- Records to process -
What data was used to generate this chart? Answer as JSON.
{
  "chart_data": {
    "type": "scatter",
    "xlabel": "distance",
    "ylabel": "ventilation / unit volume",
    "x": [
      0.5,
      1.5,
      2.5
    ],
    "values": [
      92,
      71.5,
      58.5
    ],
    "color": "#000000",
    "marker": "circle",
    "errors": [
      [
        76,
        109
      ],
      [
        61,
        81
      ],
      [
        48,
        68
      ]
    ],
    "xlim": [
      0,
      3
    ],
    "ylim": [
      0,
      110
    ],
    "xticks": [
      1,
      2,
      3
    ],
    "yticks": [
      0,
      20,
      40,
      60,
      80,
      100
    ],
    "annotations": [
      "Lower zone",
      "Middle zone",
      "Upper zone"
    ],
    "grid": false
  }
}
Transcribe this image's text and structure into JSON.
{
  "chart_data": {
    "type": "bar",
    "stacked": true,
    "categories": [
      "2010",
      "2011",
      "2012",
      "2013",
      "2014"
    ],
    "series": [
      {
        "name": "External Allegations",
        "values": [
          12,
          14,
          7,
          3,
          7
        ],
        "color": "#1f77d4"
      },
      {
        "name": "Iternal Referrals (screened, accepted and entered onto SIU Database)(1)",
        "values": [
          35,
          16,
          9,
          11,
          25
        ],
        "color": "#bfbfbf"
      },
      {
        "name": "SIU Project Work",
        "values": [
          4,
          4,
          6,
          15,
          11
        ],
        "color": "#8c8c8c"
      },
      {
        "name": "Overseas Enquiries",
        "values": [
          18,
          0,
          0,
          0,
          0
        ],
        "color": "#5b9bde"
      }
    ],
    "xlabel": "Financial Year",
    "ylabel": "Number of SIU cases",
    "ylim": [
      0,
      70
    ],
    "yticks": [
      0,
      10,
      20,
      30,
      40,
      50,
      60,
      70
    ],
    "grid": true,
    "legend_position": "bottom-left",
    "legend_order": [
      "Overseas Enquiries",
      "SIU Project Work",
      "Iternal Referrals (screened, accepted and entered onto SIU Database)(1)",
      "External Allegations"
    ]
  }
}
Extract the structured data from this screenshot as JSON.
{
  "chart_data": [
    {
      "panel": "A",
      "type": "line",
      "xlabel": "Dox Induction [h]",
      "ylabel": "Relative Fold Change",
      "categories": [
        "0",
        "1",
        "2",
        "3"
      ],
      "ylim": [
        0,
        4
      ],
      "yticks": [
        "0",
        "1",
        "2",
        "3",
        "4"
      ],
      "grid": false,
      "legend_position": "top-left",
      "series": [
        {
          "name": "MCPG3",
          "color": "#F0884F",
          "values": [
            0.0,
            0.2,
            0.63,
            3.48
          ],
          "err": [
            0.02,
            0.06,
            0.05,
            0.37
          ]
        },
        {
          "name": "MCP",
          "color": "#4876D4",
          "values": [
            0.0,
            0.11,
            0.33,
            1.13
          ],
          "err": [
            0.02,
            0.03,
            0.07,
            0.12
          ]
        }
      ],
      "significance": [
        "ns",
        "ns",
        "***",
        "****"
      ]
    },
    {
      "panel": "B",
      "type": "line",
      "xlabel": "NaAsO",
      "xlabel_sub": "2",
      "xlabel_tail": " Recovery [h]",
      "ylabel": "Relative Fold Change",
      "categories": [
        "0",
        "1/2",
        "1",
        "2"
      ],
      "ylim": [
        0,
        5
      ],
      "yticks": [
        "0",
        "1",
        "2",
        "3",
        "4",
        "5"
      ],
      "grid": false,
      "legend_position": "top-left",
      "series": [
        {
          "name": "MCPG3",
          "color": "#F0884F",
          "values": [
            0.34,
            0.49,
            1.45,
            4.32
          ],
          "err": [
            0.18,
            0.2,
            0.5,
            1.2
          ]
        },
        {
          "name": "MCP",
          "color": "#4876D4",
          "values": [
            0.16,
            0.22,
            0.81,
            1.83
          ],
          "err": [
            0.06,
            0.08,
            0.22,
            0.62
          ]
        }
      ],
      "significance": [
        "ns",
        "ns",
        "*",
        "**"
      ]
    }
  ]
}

- Exercise -
Only the number is wanted: how many lines above include the word "grid"?

- Solution -
4